Saved entries
■ ■ ■ ■ ■
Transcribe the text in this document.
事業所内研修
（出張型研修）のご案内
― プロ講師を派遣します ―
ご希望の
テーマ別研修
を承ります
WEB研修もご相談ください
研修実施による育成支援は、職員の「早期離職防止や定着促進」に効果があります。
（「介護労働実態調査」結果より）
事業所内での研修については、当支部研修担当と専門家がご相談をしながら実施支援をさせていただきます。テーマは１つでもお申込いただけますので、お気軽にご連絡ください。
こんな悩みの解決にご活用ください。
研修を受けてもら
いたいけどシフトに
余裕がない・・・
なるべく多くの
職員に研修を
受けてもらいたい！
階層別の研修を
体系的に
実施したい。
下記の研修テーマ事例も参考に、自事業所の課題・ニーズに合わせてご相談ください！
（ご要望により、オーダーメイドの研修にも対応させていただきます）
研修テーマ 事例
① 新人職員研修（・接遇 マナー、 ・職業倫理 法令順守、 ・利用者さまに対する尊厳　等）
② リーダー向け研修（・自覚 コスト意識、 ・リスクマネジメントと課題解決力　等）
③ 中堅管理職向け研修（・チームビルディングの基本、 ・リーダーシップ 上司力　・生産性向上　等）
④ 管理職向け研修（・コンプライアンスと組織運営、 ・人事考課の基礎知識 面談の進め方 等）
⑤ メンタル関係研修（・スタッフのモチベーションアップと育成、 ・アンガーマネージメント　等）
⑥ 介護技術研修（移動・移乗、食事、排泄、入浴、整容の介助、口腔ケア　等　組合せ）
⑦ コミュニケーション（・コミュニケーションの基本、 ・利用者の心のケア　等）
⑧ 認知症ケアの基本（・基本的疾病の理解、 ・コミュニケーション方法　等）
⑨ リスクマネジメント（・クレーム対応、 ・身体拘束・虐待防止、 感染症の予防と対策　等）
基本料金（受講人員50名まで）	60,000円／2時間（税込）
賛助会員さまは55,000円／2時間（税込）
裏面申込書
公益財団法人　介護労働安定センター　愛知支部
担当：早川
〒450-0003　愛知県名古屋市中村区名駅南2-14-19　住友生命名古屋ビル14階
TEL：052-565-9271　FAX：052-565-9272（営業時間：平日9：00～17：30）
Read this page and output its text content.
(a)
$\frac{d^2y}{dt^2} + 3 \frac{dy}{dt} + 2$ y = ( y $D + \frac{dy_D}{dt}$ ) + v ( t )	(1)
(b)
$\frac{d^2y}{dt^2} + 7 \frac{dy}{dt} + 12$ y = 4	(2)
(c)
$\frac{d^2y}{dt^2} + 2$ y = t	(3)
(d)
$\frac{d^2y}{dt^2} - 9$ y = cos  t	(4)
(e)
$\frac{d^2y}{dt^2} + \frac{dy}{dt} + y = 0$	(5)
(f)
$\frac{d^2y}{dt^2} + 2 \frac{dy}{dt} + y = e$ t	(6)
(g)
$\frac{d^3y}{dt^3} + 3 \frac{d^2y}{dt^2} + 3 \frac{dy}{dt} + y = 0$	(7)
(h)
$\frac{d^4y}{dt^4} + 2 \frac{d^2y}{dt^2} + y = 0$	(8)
■ ■ ■ ■ ■
### Aim
Pull every line containing the word "text" out of the material and copy it.

### Result of this exercise
Transcribe the text in this document.
Read this page and output its text content.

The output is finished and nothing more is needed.